WHAT IS ASKED: Which lines in the material below contain the word "fish"? Copy each of them.
--- Start of PROVIDED DATA ---
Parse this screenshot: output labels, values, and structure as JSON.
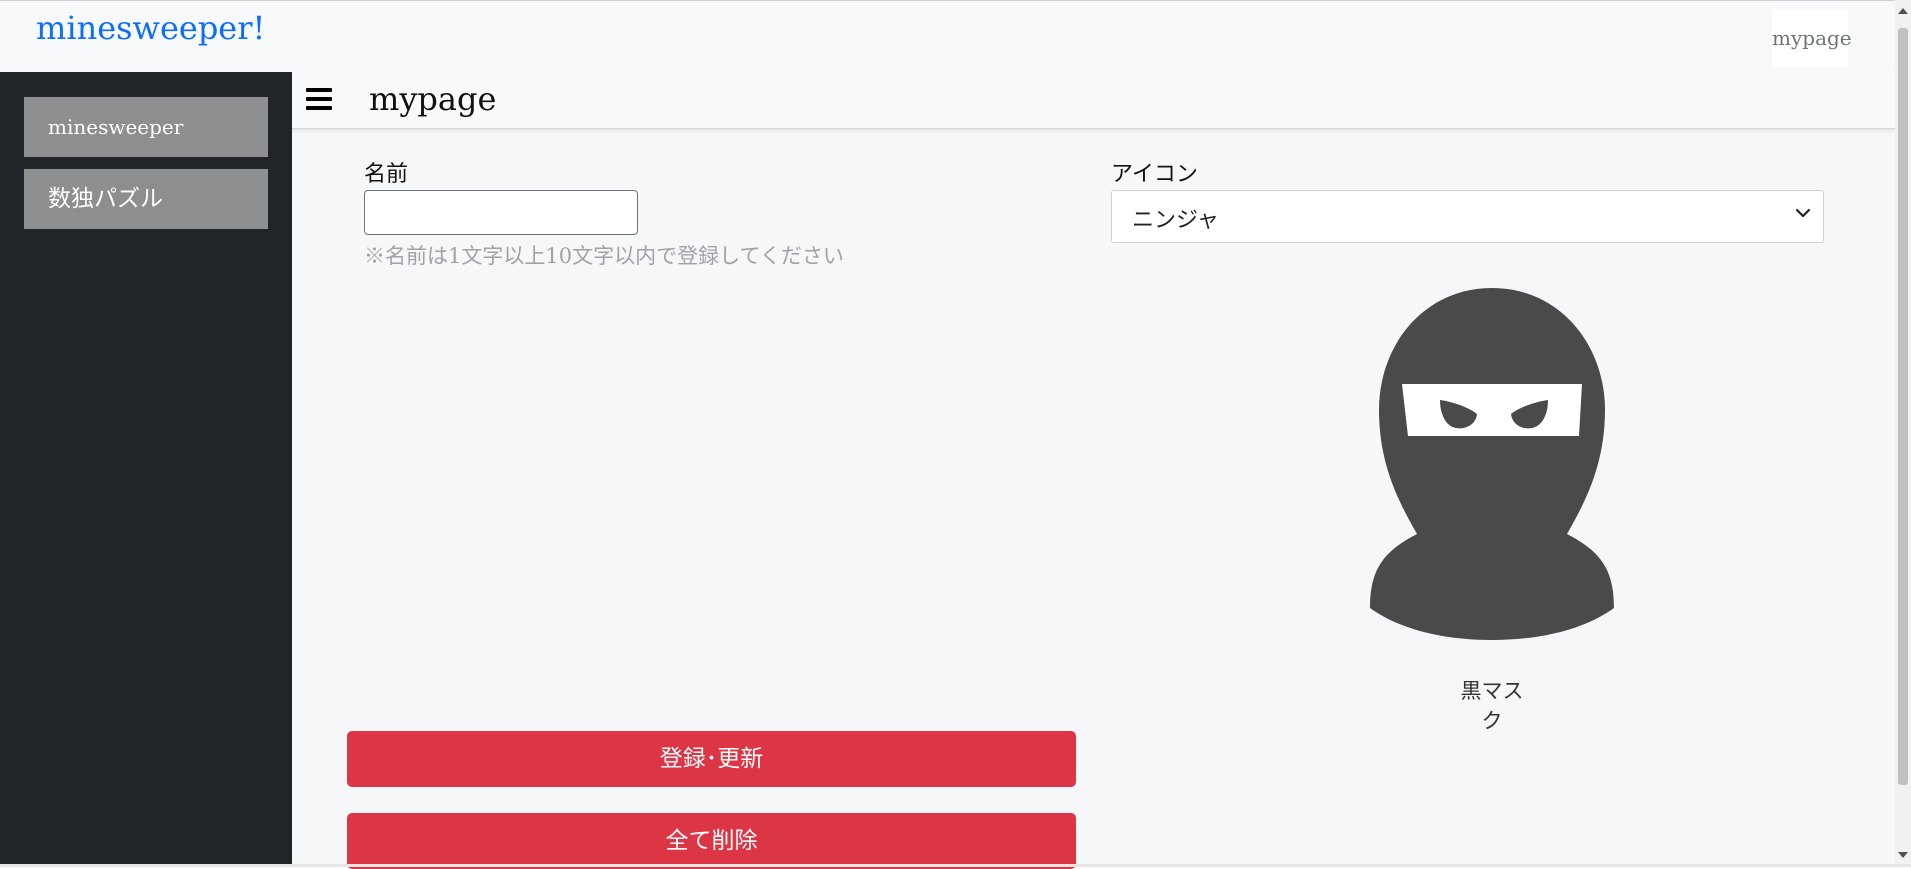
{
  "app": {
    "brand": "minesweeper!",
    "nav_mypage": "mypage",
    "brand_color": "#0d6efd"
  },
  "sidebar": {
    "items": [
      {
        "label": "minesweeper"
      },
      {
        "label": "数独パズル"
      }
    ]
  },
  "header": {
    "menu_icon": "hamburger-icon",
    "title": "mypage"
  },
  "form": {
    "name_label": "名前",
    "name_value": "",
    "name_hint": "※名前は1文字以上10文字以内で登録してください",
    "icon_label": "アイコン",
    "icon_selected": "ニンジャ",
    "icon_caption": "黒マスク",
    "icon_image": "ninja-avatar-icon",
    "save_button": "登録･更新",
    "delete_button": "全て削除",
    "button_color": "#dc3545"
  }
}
--- End of PROVIDED DATA ---
--- Start of PROVIDED DATA ---
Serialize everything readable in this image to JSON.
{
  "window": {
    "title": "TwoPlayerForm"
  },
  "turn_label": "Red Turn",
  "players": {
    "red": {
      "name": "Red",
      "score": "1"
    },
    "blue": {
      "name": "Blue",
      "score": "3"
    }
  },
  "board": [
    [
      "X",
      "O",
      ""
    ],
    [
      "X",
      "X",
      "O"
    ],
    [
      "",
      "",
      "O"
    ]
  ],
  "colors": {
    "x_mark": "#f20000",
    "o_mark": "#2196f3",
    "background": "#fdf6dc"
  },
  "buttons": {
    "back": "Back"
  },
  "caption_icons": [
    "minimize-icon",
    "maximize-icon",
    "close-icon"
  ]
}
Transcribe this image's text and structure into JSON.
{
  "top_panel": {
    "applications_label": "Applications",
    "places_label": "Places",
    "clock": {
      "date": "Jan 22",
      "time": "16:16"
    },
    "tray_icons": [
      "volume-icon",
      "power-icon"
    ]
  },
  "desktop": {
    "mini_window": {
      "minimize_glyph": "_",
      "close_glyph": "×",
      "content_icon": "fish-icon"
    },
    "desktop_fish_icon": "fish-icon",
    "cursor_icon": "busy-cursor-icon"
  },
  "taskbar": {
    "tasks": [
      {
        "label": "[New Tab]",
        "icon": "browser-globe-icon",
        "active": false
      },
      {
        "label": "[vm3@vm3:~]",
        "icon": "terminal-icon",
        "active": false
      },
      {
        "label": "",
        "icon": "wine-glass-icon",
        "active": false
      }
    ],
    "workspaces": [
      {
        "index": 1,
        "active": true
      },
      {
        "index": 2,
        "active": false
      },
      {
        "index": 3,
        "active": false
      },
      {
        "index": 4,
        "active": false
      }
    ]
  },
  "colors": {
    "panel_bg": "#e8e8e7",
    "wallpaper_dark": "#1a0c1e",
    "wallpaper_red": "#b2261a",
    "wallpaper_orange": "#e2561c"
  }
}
--- End of PROVIDED DATA ---
EXERCISE RESULT:
      "content_icon": "fish-icon"
    "desktop_fish_icon": "fish-icon",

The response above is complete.